#### EXERCISE AIM
Here are some records; return them all exactly.

[Items listed in a dataset]
■ ■ ■

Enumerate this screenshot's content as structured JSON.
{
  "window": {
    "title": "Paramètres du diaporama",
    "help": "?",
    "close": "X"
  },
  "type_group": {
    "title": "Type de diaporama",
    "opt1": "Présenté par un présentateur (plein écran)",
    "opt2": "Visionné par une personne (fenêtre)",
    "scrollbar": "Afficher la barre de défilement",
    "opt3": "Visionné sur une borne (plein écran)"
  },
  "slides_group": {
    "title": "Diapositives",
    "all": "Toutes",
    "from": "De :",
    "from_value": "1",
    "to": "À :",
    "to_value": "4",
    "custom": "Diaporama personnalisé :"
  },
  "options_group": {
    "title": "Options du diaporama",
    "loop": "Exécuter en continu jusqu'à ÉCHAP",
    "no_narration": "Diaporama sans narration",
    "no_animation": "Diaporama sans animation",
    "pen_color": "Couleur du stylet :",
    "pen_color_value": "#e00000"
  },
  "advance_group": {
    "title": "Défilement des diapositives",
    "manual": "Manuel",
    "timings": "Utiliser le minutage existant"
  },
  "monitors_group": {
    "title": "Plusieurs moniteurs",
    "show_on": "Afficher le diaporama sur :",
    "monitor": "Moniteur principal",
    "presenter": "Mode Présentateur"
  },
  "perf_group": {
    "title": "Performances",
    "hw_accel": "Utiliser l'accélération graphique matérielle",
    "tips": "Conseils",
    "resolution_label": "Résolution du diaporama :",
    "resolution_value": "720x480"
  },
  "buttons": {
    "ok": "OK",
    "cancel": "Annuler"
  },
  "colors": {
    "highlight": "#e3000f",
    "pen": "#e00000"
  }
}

■ ■ ■

#### TASK RESPONSE
Enumerate this screenshot's content as structured JSON.
{
  "window": {
    "title": "Paramètres du diaporama",
    "help": "?",
    "close": "X"
  },
  "type_group": {
    "title": "Type de diaporama",
    "opt1": "Présenté par un présentateur (plein écran)",
    "opt2": "Visionné par une personne (fenêtre)",
    "scrollbar": "Afficher la barre de défilement",
    "opt3": "Visionné sur une borne (plein écran)"
  },
  "slides_group": {
    "title": "Diapositives",
    "all": "Toutes",
    "from": "De :",
    "from_value": "1",
    "to": "À :",
    "to_value": "4",
    "custom": "Diaporama personnalisé :"
  },
  "options_group": {
    "title": "Options du diaporama",
    "loop": "Exécuter en continu jusqu'à ÉCHAP",
    "no_narration": "Diaporama sans narration",
    "no_animation": "Diaporama sans animation",
    "pen_color": "Couleur du stylet :",
    "pen_color_value": "#e00000"
  },
  "advance_group": {
    "title": "Défilement des diapositives",
    "manual": "Manuel",
    "timings": "Utiliser le minutage existant"
  },
  "monitors_group": {
    "title": "Plusieurs moniteurs",
    "show_on": "Afficher le diaporama sur :",
    "monitor": "Moniteur principal",
    "presenter": "Mode Présentateur"
  },
  "perf_group": {
    "title": "Performances",
    "hw_accel": "Utiliser l'accélération graphique matérielle",
    "tips": "Conseils",
    "resolution_label": "Résolution du diaporama :",
    "resolution_value": "720x480"
  },
  "buttons": {
    "ok": "OK",
    "cancel": "Annuler"
  },
  "colors": {
    "highlight": "#e3000f",
    "pen": "#e00000"
  }
}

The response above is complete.